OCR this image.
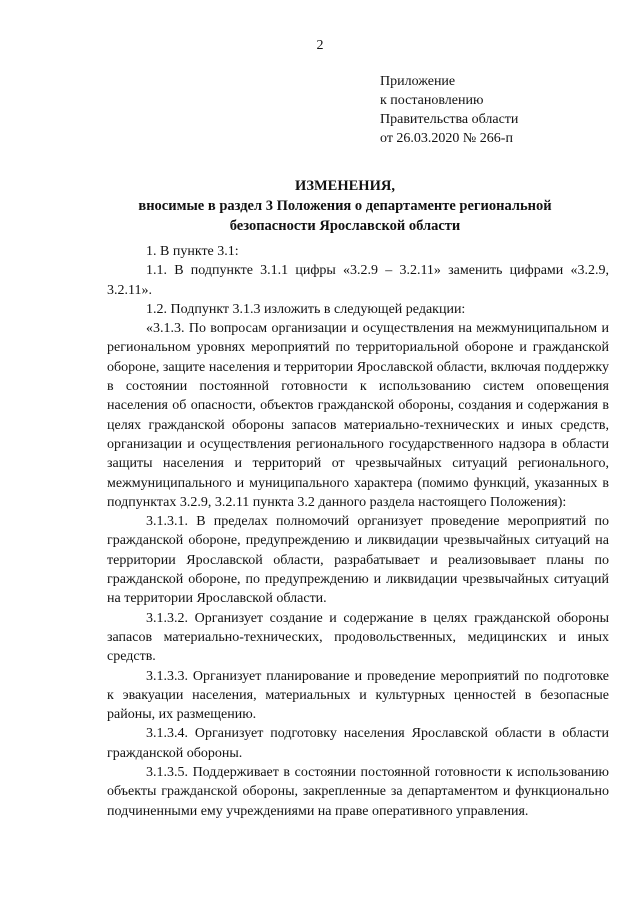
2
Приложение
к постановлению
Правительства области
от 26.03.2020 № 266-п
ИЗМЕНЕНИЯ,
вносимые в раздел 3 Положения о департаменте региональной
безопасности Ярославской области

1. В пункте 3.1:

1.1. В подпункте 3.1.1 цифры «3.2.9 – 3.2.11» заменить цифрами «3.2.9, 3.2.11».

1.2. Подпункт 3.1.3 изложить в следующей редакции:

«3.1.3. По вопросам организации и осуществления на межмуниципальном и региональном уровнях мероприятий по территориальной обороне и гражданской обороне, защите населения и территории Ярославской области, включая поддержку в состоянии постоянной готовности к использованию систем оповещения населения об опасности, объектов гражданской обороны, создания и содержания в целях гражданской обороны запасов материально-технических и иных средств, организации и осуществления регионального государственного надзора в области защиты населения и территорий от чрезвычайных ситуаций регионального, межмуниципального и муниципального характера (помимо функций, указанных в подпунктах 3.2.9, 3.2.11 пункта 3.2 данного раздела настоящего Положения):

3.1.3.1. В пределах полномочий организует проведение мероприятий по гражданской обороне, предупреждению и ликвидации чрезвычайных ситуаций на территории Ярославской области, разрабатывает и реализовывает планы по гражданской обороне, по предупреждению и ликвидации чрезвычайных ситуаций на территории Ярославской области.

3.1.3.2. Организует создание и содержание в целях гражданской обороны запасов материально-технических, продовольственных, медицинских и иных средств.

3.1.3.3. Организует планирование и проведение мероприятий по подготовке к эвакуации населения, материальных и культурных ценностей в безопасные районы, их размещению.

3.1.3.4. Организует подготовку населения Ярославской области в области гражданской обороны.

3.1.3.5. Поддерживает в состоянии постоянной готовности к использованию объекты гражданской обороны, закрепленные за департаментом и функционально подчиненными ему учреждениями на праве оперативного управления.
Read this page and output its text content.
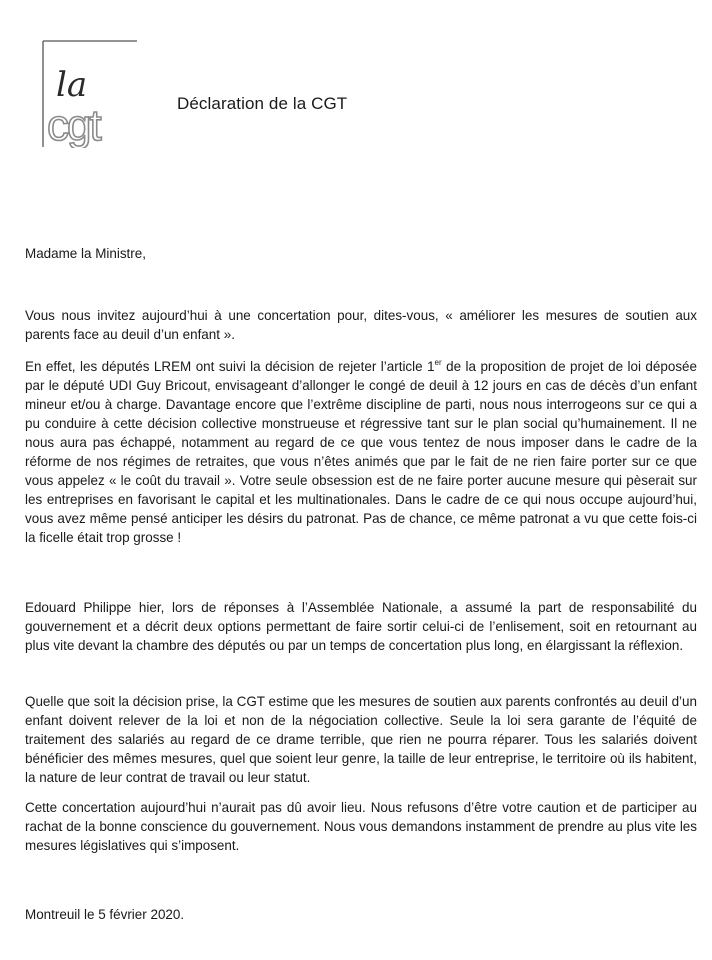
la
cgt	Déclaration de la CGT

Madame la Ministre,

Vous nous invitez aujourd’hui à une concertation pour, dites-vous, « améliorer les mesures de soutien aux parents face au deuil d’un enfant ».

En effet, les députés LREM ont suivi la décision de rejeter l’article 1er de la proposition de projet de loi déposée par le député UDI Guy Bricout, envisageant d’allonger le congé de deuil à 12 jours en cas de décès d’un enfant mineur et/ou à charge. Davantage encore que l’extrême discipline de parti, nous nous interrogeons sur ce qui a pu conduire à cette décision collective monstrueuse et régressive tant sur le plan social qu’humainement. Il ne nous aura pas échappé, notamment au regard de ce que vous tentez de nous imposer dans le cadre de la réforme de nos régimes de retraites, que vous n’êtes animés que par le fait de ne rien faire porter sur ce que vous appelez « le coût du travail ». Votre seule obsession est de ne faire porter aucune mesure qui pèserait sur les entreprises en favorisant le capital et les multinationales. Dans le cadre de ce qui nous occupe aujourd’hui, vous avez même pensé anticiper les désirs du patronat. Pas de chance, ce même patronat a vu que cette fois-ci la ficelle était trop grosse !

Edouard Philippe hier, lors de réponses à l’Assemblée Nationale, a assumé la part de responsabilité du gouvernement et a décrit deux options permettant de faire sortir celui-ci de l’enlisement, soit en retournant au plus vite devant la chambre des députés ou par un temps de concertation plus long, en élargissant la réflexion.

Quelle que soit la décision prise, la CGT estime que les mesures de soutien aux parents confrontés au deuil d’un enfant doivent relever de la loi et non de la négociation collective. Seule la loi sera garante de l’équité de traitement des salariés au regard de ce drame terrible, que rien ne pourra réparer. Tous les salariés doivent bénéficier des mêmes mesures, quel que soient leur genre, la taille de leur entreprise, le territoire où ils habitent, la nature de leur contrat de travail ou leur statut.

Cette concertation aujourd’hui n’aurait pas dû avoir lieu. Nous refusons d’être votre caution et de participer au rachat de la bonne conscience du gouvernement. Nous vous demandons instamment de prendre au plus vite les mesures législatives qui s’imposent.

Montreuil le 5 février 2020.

**WHAT YOU HAVE TO DO:** Copy each line of the listing that includes "this".

**EXERCISE ANSWER:**
OCR this image.
Read this page and output its text content.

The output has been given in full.